# Data for the task start

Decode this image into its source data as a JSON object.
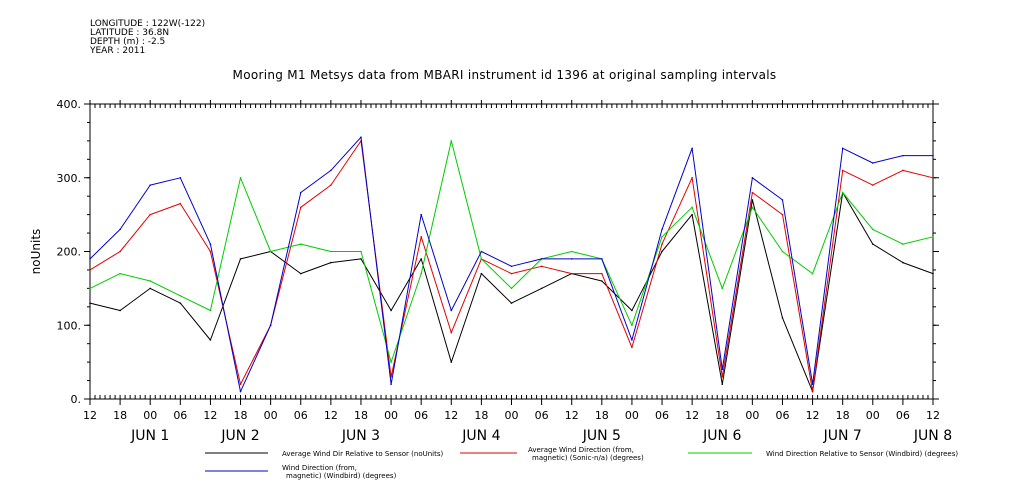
{
  "meta": {
    "longitude": "LONGITUDE : 122W(-122)",
    "latitude": "LATITUDE : 36.8N",
    "depth": "DEPTH (m) : -2.5",
    "year": "YEAR : 2011"
  },
  "chart_data": {
    "type": "line",
    "title": "Mooring M1 Metsys data from MBARI instrument id 1396 at original sampling intervals",
    "ylabel": "noUnits",
    "ylim": [
      0,
      400
    ],
    "yticks": [
      0,
      100,
      200,
      300,
      400
    ],
    "ytick_labels": [
      "0.",
      "100.",
      "200.",
      "300.",
      "400."
    ],
    "x_hour_ticks": [
      "12",
      "18",
      "00",
      "06",
      "12",
      "18",
      "00",
      "06",
      "12",
      "18",
      "00",
      "06",
      "12",
      "18",
      "00",
      "06",
      "12",
      "18",
      "00",
      "06",
      "12",
      "18",
      "00",
      "06",
      "12",
      "18",
      "00",
      "06",
      "12"
    ],
    "x_day_labels": [
      {
        "label": "JUN  1",
        "tick": 2
      },
      {
        "label": "JUN  2",
        "tick": 5
      },
      {
        "label": "JUN  3",
        "tick": 9
      },
      {
        "label": "JUN  4",
        "tick": 13
      },
      {
        "label": "JUN  5",
        "tick": 17
      },
      {
        "label": "JUN  6",
        "tick": 21
      },
      {
        "label": "JUN  7",
        "tick": 25
      },
      {
        "label": "JUN  8",
        "tick": 28
      }
    ],
    "series": [
      {
        "name": "Average Wind Dir Relative to Sensor (noUnits)",
        "color": "#000000",
        "x": [
          0,
          1,
          2,
          3,
          4,
          5,
          6,
          7,
          8,
          9,
          10,
          11,
          12,
          13,
          14,
          15,
          16,
          17,
          18,
          19,
          20,
          21,
          22,
          23,
          24,
          25,
          26,
          27,
          28
        ],
        "y": [
          130,
          120,
          150,
          130,
          80,
          190,
          200,
          170,
          185,
          190,
          120,
          190,
          50,
          170,
          130,
          150,
          170,
          160,
          120,
          200,
          250,
          20,
          270,
          110,
          10,
          280,
          210,
          185,
          170
        ]
      },
      {
        "name": "Average Wind Direction (from, magnetic) (Sonic-n/a) (degrees)",
        "color": "#e00000",
        "x": [
          0,
          1,
          2,
          3,
          4,
          5,
          6,
          7,
          8,
          9,
          10,
          11,
          12,
          13,
          14,
          15,
          16,
          17,
          18,
          19,
          20,
          21,
          22,
          23,
          24,
          25,
          26,
          27,
          28
        ],
        "y": [
          175,
          200,
          250,
          265,
          200,
          20,
          100,
          260,
          290,
          350,
          30,
          220,
          90,
          190,
          170,
          180,
          170,
          170,
          70,
          210,
          300,
          30,
          280,
          250,
          10,
          310,
          290,
          310,
          300
        ]
      },
      {
        "name": "Wind Direction Relative to Sensor (Windbird) (degrees)",
        "color": "#00cc00",
        "x": [
          0,
          1,
          2,
          3,
          4,
          5,
          6,
          7,
          8,
          9,
          10,
          11,
          12,
          13,
          14,
          15,
          16,
          17,
          18,
          19,
          20,
          21,
          22,
          23,
          24,
          25,
          26,
          27,
          28
        ],
        "y": [
          150,
          170,
          160,
          140,
          120,
          300,
          200,
          210,
          200,
          200,
          50,
          170,
          350,
          190,
          150,
          190,
          200,
          190,
          100,
          220,
          260,
          150,
          260,
          200,
          170,
          280,
          230,
          210,
          220
        ]
      },
      {
        "name": "Wind Direction (from, magnetic) (Windbird) (degrees)",
        "color": "#0000cc",
        "x": [
          0,
          1,
          2,
          3,
          4,
          5,
          6,
          7,
          8,
          9,
          10,
          11,
          12,
          13,
          14,
          15,
          16,
          17,
          18,
          19,
          20,
          21,
          22,
          23,
          24,
          25,
          26,
          27,
          28
        ],
        "y": [
          190,
          230,
          290,
          300,
          210,
          10,
          100,
          280,
          310,
          355,
          20,
          250,
          120,
          200,
          180,
          190,
          190,
          190,
          80,
          230,
          340,
          40,
          300,
          270,
          20,
          340,
          320,
          330,
          330
        ]
      }
    ]
  },
  "legend": [
    {
      "label": "Average Wind Dir Relative to Sensor (noUnits)",
      "color": "#000000"
    },
    {
      "label": "Average Wind Direction (from,",
      "label2": "magnetic) (Sonic-n/a) (degrees)",
      "color": "#e00000"
    },
    {
      "label": "Wind Direction Relative to Sensor (Windbird) (degrees)",
      "color": "#00cc00"
    },
    {
      "label": "Wind Direction (from,",
      "label2": "magnetic) (Windbird) (degrees)",
      "color": "#0000cc"
    }
  ]
}
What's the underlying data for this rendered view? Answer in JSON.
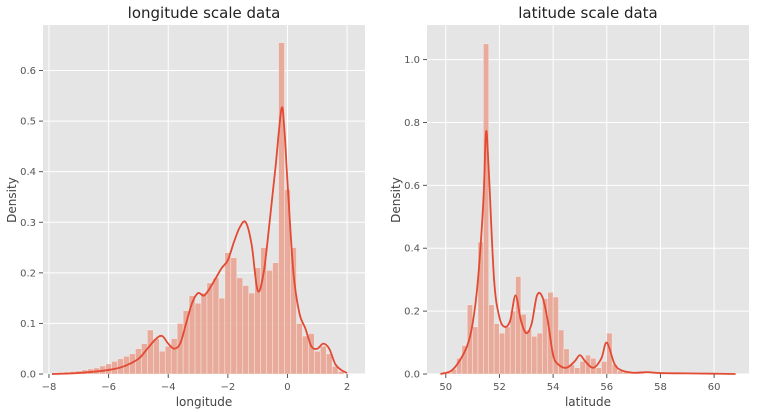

# Data for the task end

:: Instruction ::
Copy out each line that contains the word "this".

:: Written response ::
Decode this image into its source data as a JSON object.
What's the underlying data for this rendered view? Answer in JSON.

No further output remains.